- What to do:
Reproduce the listing below exactly, minus its pictures.

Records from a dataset

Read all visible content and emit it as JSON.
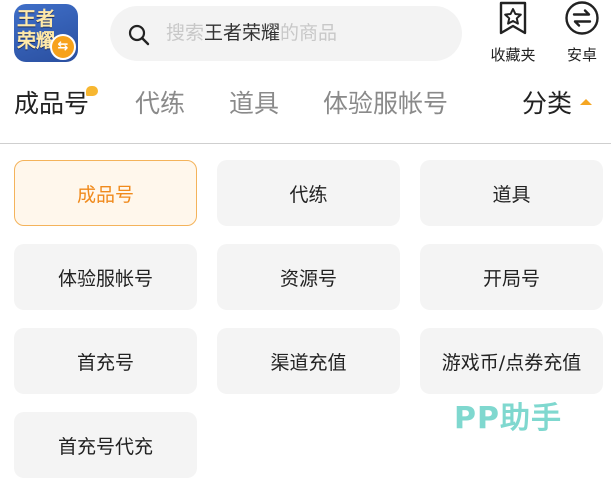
{
  "app": {
    "logo_text": "王者荣耀",
    "badge": "⇆"
  },
  "search": {
    "prefix": "搜索",
    "keyword": "王者荣耀",
    "suffix": "的商品"
  },
  "top_actions": {
    "favorites_label": "收藏夹",
    "android_label": "安卓"
  },
  "tabs": [
    {
      "label": "成品号",
      "active": true
    },
    {
      "label": "代练",
      "active": false
    },
    {
      "label": "道具",
      "active": false
    },
    {
      "label": "体验服帐号",
      "active": false
    }
  ],
  "category": {
    "label": "分类"
  },
  "grid": [
    {
      "label": "成品号",
      "selected": true
    },
    {
      "label": "代练"
    },
    {
      "label": "道具"
    },
    {
      "label": "体验服帐号"
    },
    {
      "label": "资源号"
    },
    {
      "label": "开局号"
    },
    {
      "label": "首充号"
    },
    {
      "label": "渠道充值"
    },
    {
      "label": "游戏币/点券充值"
    },
    {
      "label": "首充号代充"
    }
  ],
  "watermark": "PP助手",
  "colors": {
    "accent": "#f08a1c",
    "accent_border": "#f4b35b",
    "watermark": "#7fd8cf"
  }
}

- Answer to the problem:
Read all visible content and emit it as JSON.
{
  "app": {
    "logo_text": "王者荣耀",
    "badge": "⇆"
  },
  "search": {
    "prefix": "搜索",
    "keyword": "王者荣耀",
    "suffix": "的商品"
  },
  "top_actions": {
    "favorites_label": "收藏夹",
    "android_label": "安卓"
  },
  "tabs": [
    {
      "label": "成品号",
      "active": true
    },
    {
      "label": "代练",
      "active": false
    },
    {
      "label": "道具",
      "active": false
    },
    {
      "label": "体验服帐号",
      "active": false
    }
  ],
  "category": {
    "label": "分类"
  },
  "grid": [
    {
      "label": "成品号",
      "selected": true
    },
    {
      "label": "代练"
    },
    {
      "label": "道具"
    },
    {
      "label": "体验服帐号"
    },
    {
      "label": "资源号"
    },
    {
      "label": "开局号"
    },
    {
      "label": "首充号"
    },
    {
      "label": "渠道充值"
    },
    {
      "label": "游戏币/点券充值"
    },
    {
      "label": "首充号代充"
    }
  ],
  "watermark": "PP助手",
  "colors": {
    "accent": "#f08a1c",
    "accent_border": "#f4b35b",
    "watermark": "#7fd8cf"
  }
}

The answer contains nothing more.